MATERIAL PROVIDED -

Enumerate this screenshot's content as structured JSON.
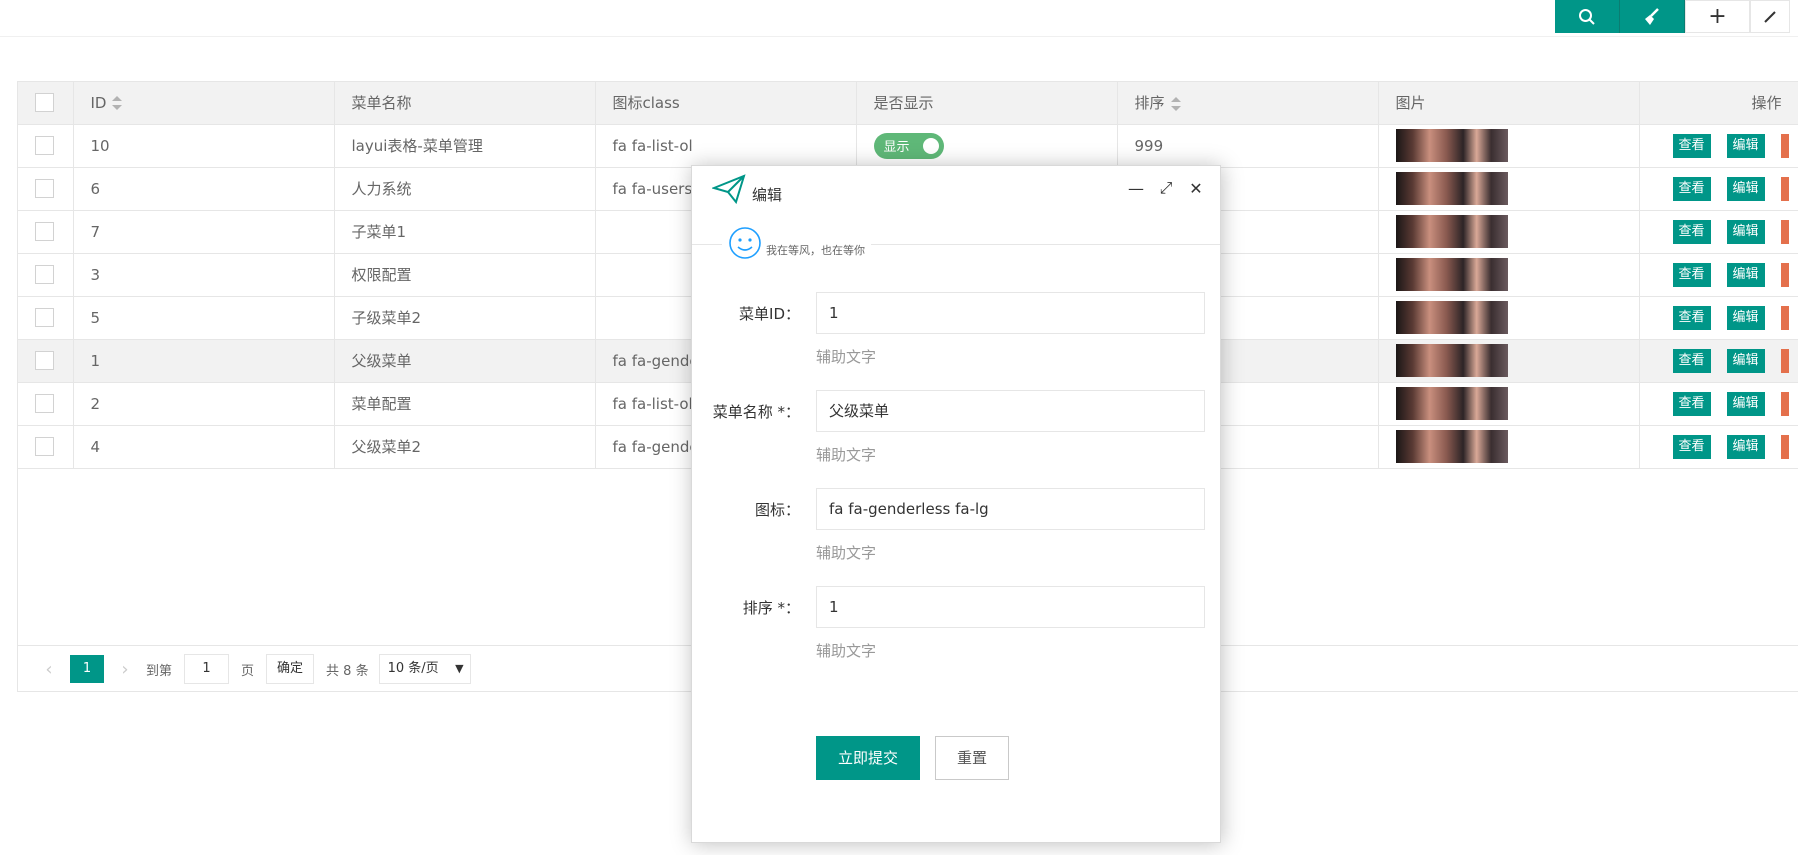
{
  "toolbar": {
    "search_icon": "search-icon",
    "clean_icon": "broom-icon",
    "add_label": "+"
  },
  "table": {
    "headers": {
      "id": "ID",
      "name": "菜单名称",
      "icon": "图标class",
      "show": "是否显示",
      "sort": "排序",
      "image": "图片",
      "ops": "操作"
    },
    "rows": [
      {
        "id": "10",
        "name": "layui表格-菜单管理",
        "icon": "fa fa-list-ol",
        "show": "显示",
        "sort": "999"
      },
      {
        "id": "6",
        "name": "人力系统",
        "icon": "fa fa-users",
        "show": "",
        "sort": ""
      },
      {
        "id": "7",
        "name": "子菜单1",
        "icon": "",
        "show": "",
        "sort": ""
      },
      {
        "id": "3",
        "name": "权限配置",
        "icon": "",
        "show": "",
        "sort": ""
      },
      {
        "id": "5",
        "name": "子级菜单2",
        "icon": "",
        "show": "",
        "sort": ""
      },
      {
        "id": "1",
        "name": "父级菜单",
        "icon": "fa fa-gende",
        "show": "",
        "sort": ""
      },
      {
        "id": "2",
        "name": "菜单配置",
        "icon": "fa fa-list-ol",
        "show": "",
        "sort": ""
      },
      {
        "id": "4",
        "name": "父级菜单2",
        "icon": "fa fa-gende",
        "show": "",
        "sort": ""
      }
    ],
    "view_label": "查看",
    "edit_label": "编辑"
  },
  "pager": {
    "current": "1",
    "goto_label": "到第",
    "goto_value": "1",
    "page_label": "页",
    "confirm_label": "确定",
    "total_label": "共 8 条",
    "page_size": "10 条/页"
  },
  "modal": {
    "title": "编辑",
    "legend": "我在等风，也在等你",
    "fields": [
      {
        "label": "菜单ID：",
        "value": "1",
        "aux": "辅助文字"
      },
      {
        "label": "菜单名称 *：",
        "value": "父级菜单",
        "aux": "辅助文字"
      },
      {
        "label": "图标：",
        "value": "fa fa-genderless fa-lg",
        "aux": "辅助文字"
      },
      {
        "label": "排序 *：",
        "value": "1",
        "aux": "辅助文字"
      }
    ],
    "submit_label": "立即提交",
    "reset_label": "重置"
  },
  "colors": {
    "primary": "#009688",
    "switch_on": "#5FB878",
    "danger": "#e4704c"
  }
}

AIM - The listing above must be printed again exactly, minus its pictures.

EXPECTED OUTPUT -
Enumerate this screenshot's content as structured JSON.
{
  "toolbar": {
    "search_icon": "search-icon",
    "clean_icon": "broom-icon",
    "add_label": "+"
  },
  "table": {
    "headers": {
      "id": "ID",
      "name": "菜单名称",
      "icon": "图标class",
      "show": "是否显示",
      "sort": "排序",
      "image": "图片",
      "ops": "操作"
    },
    "rows": [
      {
        "id": "10",
        "name": "layui表格-菜单管理",
        "icon": "fa fa-list-ol",
        "show": "显示",
        "sort": "999"
      },
      {
        "id": "6",
        "name": "人力系统",
        "icon": "fa fa-users",
        "show": "",
        "sort": ""
      },
      {
        "id": "7",
        "name": "子菜单1",
        "icon": "",
        "show": "",
        "sort": ""
      },
      {
        "id": "3",
        "name": "权限配置",
        "icon": "",
        "show": "",
        "sort": ""
      },
      {
        "id": "5",
        "name": "子级菜单2",
        "icon": "",
        "show": "",
        "sort": ""
      },
      {
        "id": "1",
        "name": "父级菜单",
        "icon": "fa fa-gende",
        "show": "",
        "sort": ""
      },
      {
        "id": "2",
        "name": "菜单配置",
        "icon": "fa fa-list-ol",
        "show": "",
        "sort": ""
      },
      {
        "id": "4",
        "name": "父级菜单2",
        "icon": "fa fa-gende",
        "show": "",
        "sort": ""
      }
    ],
    "view_label": "查看",
    "edit_label": "编辑"
  },
  "pager": {
    "current": "1",
    "goto_label": "到第",
    "goto_value": "1",
    "page_label": "页",
    "confirm_label": "确定",
    "total_label": "共 8 条",
    "page_size": "10 条/页"
  },
  "modal": {
    "title": "编辑",
    "legend": "我在等风，也在等你",
    "fields": [
      {
        "label": "菜单ID：",
        "value": "1",
        "aux": "辅助文字"
      },
      {
        "label": "菜单名称 *：",
        "value": "父级菜单",
        "aux": "辅助文字"
      },
      {
        "label": "图标：",
        "value": "fa fa-genderless fa-lg",
        "aux": "辅助文字"
      },
      {
        "label": "排序 *：",
        "value": "1",
        "aux": "辅助文字"
      }
    ],
    "submit_label": "立即提交",
    "reset_label": "重置"
  },
  "colors": {
    "primary": "#009688",
    "switch_on": "#5FB878",
    "danger": "#e4704c"
  }
}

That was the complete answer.